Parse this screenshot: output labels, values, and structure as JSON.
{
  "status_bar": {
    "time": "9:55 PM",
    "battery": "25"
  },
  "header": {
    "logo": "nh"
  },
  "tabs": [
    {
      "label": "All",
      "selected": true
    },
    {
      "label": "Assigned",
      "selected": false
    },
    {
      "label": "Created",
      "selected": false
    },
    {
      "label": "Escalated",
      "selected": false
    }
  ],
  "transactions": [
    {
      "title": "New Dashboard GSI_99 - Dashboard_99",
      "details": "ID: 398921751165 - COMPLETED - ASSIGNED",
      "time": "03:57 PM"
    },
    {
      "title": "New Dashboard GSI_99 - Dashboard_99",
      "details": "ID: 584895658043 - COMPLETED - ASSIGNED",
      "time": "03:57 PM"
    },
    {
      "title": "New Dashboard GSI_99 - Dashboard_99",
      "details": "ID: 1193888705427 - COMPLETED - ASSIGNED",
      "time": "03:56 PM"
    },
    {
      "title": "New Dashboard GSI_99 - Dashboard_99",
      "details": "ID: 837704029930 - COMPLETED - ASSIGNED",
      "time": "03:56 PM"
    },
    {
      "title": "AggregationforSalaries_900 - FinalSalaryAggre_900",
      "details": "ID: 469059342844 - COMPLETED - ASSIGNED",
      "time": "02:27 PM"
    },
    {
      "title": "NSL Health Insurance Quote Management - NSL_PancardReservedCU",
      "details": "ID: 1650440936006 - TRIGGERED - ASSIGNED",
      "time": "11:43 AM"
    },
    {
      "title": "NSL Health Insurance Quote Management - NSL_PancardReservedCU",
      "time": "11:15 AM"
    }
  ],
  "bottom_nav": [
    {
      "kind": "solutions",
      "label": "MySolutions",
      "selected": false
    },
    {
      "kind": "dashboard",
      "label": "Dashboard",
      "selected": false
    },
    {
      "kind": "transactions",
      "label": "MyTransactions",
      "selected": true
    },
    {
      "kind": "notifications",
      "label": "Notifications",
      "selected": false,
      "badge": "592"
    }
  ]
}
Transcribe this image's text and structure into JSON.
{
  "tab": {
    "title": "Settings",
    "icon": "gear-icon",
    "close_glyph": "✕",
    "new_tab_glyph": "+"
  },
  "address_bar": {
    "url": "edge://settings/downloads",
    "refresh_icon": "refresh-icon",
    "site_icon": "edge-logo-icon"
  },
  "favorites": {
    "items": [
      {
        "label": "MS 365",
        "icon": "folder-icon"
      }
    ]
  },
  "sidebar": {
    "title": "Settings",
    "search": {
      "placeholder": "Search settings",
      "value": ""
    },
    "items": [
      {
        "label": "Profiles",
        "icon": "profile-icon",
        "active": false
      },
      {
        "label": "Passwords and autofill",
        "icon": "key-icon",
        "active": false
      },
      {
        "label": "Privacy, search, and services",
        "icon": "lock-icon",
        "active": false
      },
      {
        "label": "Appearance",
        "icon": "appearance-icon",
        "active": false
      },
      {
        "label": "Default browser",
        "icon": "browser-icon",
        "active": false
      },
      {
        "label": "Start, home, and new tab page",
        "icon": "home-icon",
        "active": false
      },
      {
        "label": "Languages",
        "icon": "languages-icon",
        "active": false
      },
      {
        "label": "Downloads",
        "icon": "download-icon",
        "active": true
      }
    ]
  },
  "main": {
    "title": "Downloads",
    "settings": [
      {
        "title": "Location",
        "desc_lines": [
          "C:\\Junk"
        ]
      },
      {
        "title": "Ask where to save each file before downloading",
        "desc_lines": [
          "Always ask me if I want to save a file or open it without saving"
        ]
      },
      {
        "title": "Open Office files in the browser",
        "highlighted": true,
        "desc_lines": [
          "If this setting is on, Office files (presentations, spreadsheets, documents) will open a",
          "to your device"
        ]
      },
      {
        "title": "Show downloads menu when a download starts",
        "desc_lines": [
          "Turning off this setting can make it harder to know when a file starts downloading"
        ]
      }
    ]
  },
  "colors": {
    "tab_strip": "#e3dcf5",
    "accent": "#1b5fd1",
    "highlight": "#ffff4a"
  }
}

* [Given task]
Each record should come back exactly as written.

* [Answer to this problem]
Parse this screenshot: output labels, values, and structure as JSON.
{
  "status_bar": {
    "time": "9:55 PM",
    "battery": "25"
  },
  "header": {
    "logo": "nh"
  },
  "tabs": [
    {
      "label": "All",
      "selected": true
    },
    {
      "label": "Assigned",
      "selected": false
    },
    {
      "label": "Created",
      "selected": false
    },
    {
      "label": "Escalated",
      "selected": false
    }
  ],
  "transactions": [
    {
      "title": "New Dashboard GSI_99 - Dashboard_99",
      "details": "ID: 398921751165 - COMPLETED - ASSIGNED",
      "time": "03:57 PM"
    },
    {
      "title": "New Dashboard GSI_99 - Dashboard_99",
      "details": "ID: 584895658043 - COMPLETED - ASSIGNED",
      "time": "03:57 PM"
    },
    {
      "title": "New Dashboard GSI_99 - Dashboard_99",
      "details": "ID: 1193888705427 - COMPLETED - ASSIGNED",
      "time": "03:56 PM"
    },
    {
      "title": "New Dashboard GSI_99 - Dashboard_99",
      "details": "ID: 837704029930 - COMPLETED - ASSIGNED",
      "time": "03:56 PM"
    },
    {
      "title": "AggregationforSalaries_900 - FinalSalaryAggre_900",
      "details": "ID: 469059342844 - COMPLETED - ASSIGNED",
      "time": "02:27 PM"
    },
    {
      "title": "NSL Health Insurance Quote Management - NSL_PancardReservedCU",
      "details": "ID: 1650440936006 - TRIGGERED - ASSIGNED",
      "time": "11:43 AM"
    },
    {
      "title": "NSL Health Insurance Quote Management - NSL_PancardReservedCU",
      "time": "11:15 AM"
    }
  ],
  "bottom_nav": [
    {
      "kind": "solutions",
      "label": "MySolutions",
      "selected": false
    },
    {
      "kind": "dashboard",
      "label": "Dashboard",
      "selected": false
    },
    {
      "kind": "transactions",
      "label": "MyTransactions",
      "selected": true
    },
    {
      "kind": "notifications",
      "label": "Notifications",
      "selected": false,
      "badge": "592"
    }
  ]
}
Transcribe this image's text and structure into JSON.
{
  "tab": {
    "title": "Settings",
    "icon": "gear-icon",
    "close_glyph": "✕",
    "new_tab_glyph": "+"
  },
  "address_bar": {
    "url": "edge://settings/downloads",
    "refresh_icon": "refresh-icon",
    "site_icon": "edge-logo-icon"
  },
  "favorites": {
    "items": [
      {
        "label": "MS 365",
        "icon": "folder-icon"
      }
    ]
  },
  "sidebar": {
    "title": "Settings",
    "search": {
      "placeholder": "Search settings",
      "value": ""
    },
    "items": [
      {
        "label": "Profiles",
        "icon": "profile-icon",
        "active": false
      },
      {
        "label": "Passwords and autofill",
        "icon": "key-icon",
        "active": false
      },
      {
        "label": "Privacy, search, and services",
        "icon": "lock-icon",
        "active": false
      },
      {
        "label": "Appearance",
        "icon": "appearance-icon",
        "active": false
      },
      {
        "label": "Default browser",
        "icon": "browser-icon",
        "active": false
      },
      {
        "label": "Start, home, and new tab page",
        "icon": "home-icon",
        "active": false
      },
      {
        "label": "Languages",
        "icon": "languages-icon",
        "active": false
      },
      {
        "label": "Downloads",
        "icon": "download-icon",
        "active": true
      }
    ]
  },
  "main": {
    "title": "Downloads",
    "settings": [
      {
        "title": "Location",
        "desc_lines": [
          "C:\\Junk"
        ]
      },
      {
        "title": "Ask where to save each file before downloading",
        "desc_lines": [
          "Always ask me if I want to save a file or open it without saving"
        ]
      },
      {
        "title": "Open Office files in the browser",
        "highlighted": true,
        "desc_lines": [
          "If this setting is on, Office files (presentations, spreadsheets, documents) will open a",
          "to your device"
        ]
      },
      {
        "title": "Show downloads menu when a download starts",
        "desc_lines": [
          "Turning off this setting can make it harder to know when a file starts downloading"
        ]
      }
    ]
  },
  "colors": {
    "tab_strip": "#e3dcf5",
    "accent": "#1b5fd1",
    "highlight": "#ffff4a"
  }
}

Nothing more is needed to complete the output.